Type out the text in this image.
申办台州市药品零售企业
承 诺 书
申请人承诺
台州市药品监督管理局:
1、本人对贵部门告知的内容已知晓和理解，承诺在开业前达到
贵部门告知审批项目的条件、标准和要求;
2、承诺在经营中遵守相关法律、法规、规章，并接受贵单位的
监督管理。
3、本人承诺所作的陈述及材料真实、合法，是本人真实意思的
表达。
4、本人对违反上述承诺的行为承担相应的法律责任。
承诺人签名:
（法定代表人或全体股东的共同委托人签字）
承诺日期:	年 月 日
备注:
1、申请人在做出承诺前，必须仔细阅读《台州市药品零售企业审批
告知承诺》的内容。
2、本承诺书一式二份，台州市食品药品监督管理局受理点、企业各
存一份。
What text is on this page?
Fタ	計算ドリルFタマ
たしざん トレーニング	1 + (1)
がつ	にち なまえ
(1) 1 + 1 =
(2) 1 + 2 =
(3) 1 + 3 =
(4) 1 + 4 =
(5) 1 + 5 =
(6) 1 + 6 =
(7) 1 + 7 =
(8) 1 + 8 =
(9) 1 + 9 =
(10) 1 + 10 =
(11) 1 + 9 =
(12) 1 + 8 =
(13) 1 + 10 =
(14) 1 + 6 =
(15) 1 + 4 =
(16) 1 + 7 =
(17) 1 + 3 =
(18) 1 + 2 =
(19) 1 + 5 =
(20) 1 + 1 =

====================

**TO BE DONE**
The line containing "What text is on this page?" marks the start; retype it and each line after it through the end of the records above, exactly.

**REPLY TO THE EXERCISE**
What text is on this page?
Fタ	計算ドリルFタマ
たしざん トレーニング	1 + (1)
がつ	にち なまえ
(1) 1 + 1 =
(2) 1 + 2 =
(3) 1 + 3 =
(4) 1 + 4 =
(5) 1 + 5 =
(6) 1 + 6 =
(7) 1 + 7 =
(8) 1 + 8 =
(9) 1 + 9 =
(10) 1 + 10 =
(11) 1 + 9 =
(12) 1 + 8 =
(13) 1 + 10 =
(14) 1 + 6 =
(15) 1 + 4 =
(16) 1 + 7 =
(17) 1 + 3 =
(18) 1 + 2 =
(19) 1 + 5 =
(20) 1 + 1 =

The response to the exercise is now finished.